What is being asked
Pull out every line from the listing that has the word "JSON".

Excerpts from a figure dataset
—————

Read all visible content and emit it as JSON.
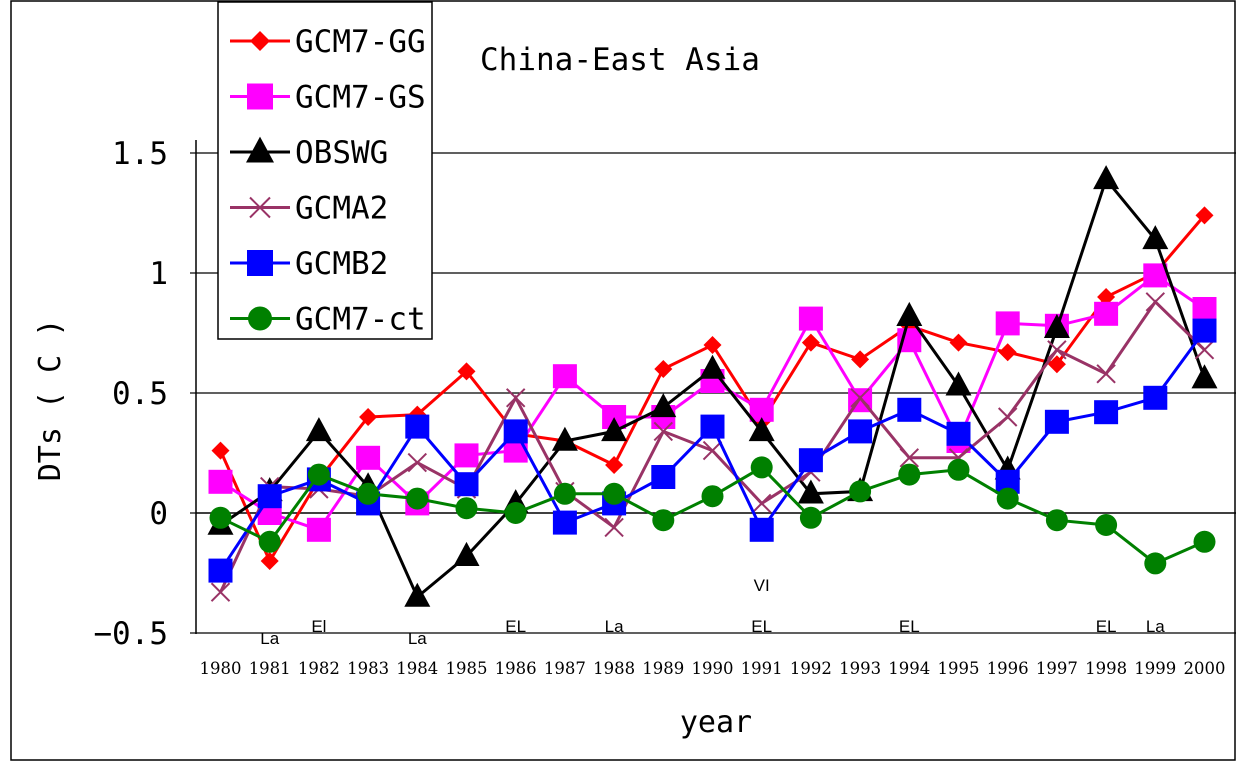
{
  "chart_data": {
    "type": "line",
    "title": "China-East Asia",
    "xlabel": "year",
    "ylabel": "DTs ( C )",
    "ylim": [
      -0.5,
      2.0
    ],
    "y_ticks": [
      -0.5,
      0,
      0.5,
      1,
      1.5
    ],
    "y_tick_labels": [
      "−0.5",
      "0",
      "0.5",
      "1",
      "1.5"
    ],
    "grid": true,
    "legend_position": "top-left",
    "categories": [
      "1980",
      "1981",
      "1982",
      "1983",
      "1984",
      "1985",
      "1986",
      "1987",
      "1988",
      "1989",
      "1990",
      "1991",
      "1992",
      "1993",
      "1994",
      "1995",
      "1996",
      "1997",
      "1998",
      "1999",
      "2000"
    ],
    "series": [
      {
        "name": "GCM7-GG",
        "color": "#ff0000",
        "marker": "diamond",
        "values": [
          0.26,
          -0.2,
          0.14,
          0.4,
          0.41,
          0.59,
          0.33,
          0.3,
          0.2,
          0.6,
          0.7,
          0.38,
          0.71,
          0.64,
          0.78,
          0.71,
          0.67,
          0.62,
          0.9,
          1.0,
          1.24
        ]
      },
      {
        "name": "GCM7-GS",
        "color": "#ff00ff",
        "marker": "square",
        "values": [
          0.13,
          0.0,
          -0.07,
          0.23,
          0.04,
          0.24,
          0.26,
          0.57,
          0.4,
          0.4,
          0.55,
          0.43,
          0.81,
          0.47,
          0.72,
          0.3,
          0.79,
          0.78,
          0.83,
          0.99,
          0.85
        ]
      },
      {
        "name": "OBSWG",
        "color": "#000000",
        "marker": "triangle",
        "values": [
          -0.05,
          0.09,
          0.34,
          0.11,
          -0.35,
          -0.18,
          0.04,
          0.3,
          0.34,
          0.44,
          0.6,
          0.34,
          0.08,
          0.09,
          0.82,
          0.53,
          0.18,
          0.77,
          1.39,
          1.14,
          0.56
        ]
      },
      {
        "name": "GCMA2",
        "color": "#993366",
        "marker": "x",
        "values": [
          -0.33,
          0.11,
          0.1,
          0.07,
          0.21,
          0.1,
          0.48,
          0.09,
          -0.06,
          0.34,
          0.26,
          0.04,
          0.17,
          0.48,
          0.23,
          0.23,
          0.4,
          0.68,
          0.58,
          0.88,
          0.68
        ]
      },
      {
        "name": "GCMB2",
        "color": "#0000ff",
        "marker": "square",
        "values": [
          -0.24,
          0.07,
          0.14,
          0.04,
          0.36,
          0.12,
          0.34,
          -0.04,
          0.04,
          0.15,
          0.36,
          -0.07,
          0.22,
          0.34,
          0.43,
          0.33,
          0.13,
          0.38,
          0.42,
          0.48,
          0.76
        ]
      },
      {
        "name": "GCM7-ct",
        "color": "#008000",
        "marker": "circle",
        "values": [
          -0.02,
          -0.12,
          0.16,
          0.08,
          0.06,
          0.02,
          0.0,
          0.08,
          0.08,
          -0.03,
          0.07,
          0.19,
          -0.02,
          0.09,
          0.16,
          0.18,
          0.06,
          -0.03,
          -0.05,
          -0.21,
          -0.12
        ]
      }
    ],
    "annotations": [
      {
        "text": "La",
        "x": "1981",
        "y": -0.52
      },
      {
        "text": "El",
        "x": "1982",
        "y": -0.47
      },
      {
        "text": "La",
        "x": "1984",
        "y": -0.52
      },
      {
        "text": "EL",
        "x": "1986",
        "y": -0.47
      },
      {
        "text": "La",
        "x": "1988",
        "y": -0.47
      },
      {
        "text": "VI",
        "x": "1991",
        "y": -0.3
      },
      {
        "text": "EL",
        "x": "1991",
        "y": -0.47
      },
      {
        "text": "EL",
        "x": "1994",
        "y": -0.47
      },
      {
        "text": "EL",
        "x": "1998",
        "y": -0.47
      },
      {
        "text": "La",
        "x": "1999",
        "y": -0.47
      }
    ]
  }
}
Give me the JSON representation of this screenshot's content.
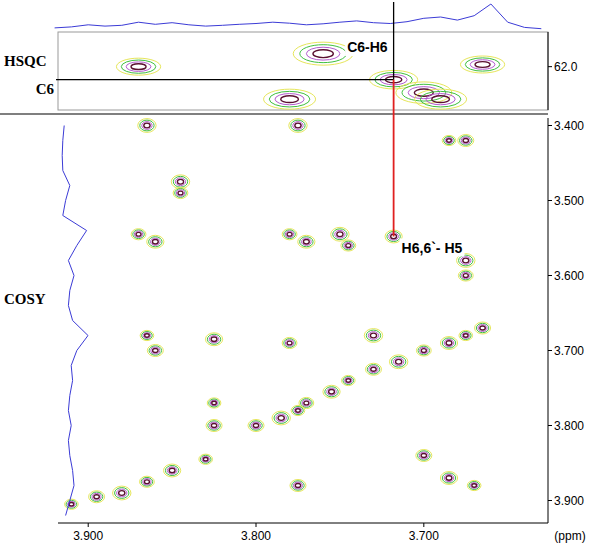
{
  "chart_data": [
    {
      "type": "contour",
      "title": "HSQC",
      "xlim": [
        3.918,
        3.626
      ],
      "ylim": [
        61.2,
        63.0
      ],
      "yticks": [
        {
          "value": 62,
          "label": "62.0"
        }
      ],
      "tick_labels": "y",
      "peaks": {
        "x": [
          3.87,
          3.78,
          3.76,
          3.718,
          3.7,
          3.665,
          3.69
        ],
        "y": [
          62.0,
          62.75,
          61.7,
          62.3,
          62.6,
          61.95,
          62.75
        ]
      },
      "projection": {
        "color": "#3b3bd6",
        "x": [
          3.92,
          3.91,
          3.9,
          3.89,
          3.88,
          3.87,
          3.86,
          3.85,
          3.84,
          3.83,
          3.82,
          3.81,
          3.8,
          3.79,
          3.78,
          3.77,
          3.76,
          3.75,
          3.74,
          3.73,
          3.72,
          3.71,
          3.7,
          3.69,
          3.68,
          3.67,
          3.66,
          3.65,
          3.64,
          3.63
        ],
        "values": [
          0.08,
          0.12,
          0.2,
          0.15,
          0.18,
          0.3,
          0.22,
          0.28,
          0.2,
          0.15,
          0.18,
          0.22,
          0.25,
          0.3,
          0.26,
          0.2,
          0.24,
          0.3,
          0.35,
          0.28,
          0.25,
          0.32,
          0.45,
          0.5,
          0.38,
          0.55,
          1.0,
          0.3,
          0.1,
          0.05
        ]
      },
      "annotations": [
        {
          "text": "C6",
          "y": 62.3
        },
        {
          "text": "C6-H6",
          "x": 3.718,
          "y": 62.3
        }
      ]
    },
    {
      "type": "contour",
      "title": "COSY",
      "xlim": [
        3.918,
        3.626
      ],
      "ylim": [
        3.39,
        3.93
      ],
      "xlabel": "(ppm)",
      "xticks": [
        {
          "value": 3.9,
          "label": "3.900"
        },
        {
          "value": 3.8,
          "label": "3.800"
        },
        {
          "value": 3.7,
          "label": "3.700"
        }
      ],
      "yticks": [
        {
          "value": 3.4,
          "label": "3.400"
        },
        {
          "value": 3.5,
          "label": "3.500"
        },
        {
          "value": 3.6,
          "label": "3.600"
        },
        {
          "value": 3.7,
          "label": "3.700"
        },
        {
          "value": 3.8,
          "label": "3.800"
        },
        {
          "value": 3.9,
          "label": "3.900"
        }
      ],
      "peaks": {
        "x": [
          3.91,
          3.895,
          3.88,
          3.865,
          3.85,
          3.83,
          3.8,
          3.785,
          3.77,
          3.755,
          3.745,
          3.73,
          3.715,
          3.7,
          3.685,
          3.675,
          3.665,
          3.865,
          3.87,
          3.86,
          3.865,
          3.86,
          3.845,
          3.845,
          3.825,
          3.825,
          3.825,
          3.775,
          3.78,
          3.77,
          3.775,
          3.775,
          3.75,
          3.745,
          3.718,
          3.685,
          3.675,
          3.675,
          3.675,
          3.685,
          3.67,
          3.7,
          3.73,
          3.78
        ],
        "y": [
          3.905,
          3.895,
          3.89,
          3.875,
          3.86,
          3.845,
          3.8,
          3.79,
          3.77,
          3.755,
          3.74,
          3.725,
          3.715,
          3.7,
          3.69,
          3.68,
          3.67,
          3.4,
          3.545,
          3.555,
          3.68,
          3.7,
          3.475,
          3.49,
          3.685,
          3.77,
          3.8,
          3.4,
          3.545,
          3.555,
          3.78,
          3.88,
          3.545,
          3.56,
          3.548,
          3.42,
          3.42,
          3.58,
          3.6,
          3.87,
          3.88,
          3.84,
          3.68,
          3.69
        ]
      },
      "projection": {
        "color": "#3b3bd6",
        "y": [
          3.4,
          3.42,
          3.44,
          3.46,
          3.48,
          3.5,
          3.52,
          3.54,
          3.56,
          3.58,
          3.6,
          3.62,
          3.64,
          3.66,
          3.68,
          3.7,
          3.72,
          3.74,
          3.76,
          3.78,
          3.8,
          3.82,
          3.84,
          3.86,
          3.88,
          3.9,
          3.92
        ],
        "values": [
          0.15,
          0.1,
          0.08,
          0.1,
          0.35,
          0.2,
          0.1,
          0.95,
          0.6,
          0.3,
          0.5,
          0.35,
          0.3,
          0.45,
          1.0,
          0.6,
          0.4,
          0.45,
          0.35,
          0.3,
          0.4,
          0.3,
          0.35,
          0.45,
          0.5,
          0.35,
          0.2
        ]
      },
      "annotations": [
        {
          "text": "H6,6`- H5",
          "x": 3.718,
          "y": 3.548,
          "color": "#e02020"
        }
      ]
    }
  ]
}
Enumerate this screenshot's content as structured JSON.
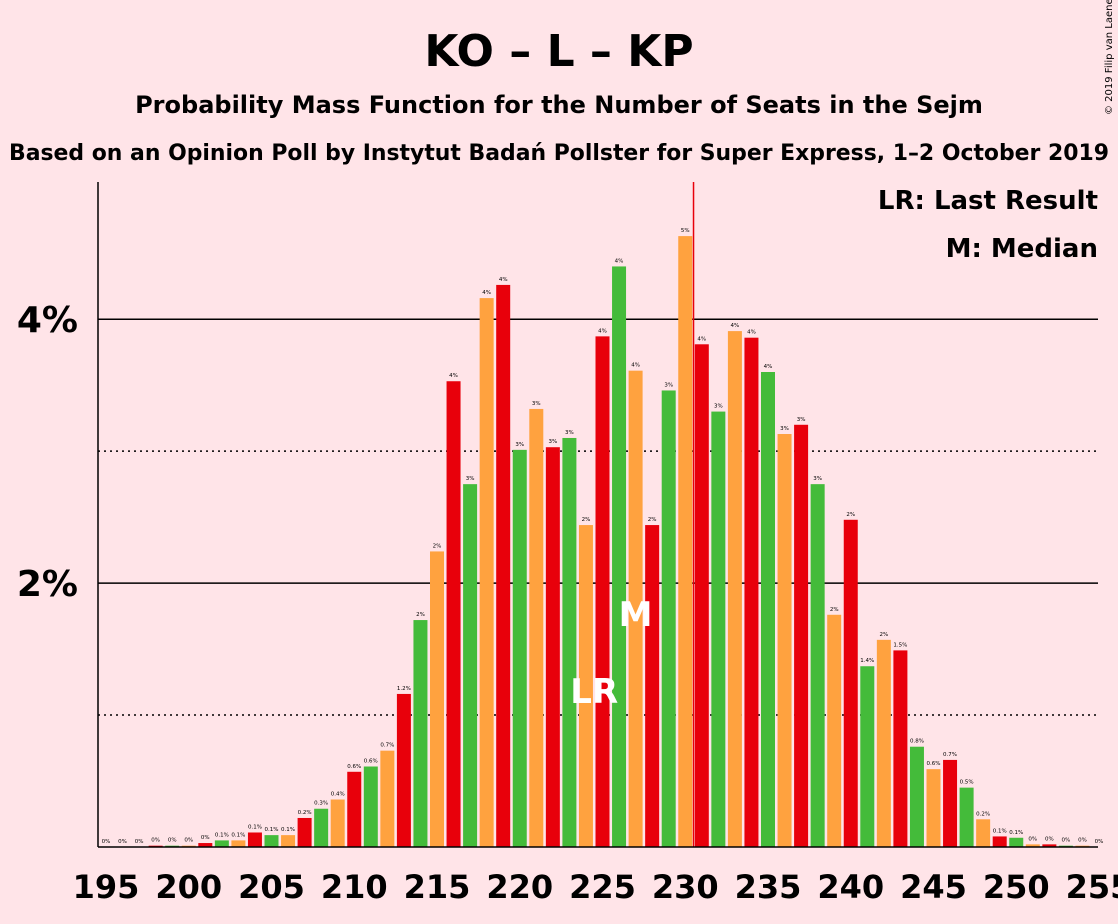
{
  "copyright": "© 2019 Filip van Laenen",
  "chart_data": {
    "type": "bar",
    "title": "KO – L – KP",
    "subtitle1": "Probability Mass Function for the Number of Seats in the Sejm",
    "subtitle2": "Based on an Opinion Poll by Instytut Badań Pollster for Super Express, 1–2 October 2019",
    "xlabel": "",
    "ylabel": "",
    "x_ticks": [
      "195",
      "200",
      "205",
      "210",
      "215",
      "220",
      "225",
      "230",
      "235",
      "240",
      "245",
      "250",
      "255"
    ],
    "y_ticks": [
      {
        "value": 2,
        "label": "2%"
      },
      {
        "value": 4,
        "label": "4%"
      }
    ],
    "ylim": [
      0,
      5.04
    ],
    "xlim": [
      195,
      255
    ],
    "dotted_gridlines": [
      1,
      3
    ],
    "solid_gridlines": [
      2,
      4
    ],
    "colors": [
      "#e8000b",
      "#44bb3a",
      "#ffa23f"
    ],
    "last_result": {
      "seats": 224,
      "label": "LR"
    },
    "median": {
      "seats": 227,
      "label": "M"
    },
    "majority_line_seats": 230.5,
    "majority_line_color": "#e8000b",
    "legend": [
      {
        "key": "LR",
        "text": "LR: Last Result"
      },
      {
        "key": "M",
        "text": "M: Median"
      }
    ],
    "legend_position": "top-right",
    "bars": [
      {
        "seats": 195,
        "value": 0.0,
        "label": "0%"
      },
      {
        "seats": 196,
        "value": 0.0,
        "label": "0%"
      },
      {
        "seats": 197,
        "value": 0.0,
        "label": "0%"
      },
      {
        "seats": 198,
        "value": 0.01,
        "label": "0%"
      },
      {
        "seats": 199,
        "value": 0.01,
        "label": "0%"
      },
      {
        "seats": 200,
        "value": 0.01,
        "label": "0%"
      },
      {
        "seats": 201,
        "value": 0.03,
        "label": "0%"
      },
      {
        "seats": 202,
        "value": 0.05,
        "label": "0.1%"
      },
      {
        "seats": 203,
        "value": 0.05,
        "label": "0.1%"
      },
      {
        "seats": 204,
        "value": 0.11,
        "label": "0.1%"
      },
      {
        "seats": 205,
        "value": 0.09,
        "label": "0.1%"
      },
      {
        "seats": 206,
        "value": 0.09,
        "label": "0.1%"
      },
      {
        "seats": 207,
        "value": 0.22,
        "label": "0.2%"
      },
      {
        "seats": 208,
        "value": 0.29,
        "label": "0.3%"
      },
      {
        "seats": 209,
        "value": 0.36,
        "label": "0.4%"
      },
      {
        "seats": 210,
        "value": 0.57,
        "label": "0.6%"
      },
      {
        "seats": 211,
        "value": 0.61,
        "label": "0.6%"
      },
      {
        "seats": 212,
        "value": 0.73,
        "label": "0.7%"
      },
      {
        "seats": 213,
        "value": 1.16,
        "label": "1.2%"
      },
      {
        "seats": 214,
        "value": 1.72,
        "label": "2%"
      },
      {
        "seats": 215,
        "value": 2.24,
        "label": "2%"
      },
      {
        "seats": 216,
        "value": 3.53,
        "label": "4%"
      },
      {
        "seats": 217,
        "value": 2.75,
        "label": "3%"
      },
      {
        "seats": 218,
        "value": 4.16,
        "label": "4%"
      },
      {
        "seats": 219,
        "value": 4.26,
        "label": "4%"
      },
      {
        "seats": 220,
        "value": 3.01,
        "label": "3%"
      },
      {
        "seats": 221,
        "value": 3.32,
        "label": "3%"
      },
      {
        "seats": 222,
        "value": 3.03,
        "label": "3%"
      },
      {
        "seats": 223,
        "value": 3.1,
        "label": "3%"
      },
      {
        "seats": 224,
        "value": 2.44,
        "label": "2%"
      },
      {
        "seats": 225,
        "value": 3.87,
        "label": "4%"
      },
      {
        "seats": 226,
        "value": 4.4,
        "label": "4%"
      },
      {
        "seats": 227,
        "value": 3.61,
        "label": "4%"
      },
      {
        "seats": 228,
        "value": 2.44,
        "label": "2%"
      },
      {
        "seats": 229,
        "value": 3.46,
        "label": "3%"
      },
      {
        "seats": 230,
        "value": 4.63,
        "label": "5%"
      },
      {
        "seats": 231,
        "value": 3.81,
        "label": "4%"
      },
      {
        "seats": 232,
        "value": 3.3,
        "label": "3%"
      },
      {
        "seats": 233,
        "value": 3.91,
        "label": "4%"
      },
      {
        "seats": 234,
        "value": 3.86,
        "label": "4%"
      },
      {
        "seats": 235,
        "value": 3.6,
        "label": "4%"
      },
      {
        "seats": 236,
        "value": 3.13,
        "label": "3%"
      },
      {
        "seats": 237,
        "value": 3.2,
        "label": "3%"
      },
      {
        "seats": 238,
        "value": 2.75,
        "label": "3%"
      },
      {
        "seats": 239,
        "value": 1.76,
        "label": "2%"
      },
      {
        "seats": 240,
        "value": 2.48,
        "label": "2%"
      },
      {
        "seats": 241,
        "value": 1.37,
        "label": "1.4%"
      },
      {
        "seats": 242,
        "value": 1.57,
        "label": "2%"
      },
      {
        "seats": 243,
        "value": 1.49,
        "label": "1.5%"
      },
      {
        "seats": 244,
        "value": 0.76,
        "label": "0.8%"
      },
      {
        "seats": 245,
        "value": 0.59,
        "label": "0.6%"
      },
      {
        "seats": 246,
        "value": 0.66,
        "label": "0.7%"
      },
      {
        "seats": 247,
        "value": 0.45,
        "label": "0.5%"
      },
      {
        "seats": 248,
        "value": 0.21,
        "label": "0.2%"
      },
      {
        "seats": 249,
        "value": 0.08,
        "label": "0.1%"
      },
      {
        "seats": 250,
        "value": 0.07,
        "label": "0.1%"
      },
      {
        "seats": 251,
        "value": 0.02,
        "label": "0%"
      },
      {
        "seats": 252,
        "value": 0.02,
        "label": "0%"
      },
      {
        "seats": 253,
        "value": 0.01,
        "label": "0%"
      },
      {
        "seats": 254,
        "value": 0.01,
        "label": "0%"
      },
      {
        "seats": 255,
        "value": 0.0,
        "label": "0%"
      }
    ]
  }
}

—————

Response to the task
Read all visible content and emit it as JSON.
Give me the JSON representation of this screenshot's content.
Enumerate this screenshot's content as structured JSON.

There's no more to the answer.